• Task instructions
From the listing below, pick out each line with the word "Output".

• Records shown
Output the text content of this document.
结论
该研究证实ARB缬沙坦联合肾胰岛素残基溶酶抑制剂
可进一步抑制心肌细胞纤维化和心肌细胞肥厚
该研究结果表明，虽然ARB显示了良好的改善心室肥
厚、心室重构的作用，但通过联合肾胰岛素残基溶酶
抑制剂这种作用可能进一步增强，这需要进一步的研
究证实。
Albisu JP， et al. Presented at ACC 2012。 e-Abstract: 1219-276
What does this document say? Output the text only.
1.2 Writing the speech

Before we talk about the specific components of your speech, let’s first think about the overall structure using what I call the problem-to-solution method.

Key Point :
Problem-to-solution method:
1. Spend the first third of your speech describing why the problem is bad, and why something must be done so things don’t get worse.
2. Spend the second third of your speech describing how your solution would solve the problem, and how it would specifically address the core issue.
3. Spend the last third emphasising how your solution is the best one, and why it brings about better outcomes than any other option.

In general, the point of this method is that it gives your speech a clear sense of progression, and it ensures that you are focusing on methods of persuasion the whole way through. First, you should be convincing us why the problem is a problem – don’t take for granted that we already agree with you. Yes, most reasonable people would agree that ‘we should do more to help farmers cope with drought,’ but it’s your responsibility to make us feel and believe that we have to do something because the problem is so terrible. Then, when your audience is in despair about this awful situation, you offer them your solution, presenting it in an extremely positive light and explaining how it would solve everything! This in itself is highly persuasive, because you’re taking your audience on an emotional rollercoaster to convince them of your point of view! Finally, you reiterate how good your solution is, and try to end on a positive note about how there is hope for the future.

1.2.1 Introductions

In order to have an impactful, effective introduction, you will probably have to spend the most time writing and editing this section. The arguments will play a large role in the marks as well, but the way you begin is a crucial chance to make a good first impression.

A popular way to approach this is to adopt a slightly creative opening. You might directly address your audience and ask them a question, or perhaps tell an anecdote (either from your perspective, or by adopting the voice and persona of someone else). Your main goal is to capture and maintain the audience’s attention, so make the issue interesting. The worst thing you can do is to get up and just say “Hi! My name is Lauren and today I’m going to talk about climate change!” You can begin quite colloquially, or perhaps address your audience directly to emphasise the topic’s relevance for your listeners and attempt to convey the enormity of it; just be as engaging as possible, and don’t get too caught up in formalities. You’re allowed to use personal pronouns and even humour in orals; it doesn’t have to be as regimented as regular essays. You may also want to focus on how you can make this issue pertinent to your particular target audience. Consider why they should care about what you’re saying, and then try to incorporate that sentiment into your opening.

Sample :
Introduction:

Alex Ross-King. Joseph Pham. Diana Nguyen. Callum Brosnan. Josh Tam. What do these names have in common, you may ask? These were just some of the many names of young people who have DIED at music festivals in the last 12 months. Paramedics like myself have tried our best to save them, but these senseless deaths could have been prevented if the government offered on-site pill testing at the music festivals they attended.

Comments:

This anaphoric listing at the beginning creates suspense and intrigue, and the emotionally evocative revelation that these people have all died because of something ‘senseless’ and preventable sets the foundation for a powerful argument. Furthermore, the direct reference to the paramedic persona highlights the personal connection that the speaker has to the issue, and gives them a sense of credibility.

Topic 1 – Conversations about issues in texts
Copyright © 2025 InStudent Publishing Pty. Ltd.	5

• Complete answer
Output the text content of this document.
What does this document say? Output the text only.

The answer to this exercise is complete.